Excerpts from a figure dataset
====
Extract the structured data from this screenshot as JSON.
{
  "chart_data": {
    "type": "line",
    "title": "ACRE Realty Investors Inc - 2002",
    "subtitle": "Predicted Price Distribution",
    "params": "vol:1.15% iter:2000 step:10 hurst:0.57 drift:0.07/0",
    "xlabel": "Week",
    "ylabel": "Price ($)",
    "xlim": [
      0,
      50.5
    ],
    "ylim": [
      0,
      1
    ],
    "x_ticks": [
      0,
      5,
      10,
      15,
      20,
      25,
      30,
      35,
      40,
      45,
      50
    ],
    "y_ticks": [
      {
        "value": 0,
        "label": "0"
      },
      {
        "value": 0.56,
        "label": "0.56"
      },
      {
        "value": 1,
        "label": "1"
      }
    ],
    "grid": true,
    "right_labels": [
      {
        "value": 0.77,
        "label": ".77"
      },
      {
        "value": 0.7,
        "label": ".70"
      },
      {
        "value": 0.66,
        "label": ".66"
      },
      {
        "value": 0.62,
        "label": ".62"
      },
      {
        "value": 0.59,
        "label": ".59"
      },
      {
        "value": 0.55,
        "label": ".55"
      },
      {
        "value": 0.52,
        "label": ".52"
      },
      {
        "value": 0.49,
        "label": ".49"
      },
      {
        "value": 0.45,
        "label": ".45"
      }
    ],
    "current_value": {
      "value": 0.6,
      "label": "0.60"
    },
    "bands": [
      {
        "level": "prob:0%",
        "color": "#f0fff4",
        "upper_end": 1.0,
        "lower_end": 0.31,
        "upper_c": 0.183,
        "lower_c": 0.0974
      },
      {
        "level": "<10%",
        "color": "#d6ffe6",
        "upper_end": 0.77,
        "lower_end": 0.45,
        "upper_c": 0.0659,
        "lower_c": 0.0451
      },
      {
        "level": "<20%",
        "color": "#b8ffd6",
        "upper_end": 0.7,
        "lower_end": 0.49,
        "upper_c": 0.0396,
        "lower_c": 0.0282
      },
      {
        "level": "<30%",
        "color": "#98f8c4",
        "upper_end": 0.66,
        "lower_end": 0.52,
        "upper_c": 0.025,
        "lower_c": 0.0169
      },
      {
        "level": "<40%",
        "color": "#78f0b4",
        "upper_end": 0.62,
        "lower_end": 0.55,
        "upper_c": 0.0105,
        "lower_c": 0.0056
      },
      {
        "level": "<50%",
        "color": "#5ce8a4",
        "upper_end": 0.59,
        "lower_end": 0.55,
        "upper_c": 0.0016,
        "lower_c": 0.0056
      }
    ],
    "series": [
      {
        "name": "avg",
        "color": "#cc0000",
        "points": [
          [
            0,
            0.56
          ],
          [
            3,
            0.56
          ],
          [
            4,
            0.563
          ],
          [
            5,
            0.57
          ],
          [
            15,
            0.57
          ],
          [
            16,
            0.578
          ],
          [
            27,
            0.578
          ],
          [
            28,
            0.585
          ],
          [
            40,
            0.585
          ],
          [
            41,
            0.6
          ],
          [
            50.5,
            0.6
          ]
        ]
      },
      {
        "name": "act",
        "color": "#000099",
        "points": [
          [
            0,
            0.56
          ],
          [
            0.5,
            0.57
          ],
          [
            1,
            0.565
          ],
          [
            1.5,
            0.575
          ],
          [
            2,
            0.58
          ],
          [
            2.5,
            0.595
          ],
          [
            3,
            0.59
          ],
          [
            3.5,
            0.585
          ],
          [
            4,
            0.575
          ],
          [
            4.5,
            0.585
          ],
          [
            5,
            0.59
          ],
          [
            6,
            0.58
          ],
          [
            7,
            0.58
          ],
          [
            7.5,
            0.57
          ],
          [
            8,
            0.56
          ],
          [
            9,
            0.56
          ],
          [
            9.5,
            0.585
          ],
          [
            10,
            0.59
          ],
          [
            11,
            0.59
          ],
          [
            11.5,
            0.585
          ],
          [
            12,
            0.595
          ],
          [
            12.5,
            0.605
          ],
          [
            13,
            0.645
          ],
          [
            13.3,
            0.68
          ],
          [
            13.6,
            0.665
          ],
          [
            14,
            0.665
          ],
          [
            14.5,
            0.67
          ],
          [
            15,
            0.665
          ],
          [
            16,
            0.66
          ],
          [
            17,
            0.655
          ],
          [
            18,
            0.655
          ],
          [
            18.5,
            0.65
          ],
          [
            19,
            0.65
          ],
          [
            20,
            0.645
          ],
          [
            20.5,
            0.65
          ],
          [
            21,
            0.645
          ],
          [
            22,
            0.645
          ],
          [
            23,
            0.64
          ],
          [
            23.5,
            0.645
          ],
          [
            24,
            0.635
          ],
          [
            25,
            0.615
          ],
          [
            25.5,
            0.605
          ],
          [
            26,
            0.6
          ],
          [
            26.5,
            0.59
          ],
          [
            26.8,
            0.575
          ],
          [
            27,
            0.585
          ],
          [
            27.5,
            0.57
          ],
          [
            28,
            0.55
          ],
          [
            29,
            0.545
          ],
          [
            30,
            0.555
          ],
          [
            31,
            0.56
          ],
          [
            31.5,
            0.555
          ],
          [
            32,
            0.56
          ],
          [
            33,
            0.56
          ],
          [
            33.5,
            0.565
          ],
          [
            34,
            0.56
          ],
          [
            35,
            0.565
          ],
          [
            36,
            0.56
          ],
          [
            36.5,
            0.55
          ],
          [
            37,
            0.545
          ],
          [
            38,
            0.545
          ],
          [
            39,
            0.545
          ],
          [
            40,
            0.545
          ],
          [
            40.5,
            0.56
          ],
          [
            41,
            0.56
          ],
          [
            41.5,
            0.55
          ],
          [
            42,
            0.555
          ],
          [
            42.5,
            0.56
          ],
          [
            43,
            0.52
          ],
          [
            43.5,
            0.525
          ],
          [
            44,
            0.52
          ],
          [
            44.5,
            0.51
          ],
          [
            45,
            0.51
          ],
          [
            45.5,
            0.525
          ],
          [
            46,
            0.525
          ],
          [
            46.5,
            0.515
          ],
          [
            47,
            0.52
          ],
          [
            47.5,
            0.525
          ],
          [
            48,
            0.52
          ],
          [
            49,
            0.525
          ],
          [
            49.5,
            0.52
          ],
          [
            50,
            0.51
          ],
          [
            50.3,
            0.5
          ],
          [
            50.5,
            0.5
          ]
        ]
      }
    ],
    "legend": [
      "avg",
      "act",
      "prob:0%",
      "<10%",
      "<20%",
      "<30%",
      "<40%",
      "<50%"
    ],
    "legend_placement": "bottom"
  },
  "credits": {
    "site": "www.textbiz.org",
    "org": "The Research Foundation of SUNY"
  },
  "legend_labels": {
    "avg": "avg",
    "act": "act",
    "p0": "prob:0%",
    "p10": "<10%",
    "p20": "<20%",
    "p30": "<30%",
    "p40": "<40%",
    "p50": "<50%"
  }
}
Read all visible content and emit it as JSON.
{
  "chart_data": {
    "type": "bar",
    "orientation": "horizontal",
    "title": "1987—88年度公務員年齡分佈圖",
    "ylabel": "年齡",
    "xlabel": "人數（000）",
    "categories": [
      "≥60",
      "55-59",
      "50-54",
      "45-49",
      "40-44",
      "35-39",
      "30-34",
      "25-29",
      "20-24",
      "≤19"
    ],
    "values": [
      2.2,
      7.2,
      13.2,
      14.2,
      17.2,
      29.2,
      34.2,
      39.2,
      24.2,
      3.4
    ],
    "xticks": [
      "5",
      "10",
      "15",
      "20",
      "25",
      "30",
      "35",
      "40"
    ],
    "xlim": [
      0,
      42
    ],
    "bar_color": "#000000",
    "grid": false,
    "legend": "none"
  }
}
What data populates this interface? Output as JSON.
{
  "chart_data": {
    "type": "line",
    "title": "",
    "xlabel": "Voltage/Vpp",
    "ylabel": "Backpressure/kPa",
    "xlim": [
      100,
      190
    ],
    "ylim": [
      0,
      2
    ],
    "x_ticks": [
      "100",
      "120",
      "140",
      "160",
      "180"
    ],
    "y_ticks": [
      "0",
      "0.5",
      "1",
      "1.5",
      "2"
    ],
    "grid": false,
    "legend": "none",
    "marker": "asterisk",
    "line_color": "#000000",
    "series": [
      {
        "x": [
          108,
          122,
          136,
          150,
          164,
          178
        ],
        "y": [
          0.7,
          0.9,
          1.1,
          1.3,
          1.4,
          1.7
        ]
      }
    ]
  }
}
====
■ **Work required**: Counting only lines of the data above that hold "level", report the total and nothing else.

■ **Full response**: 6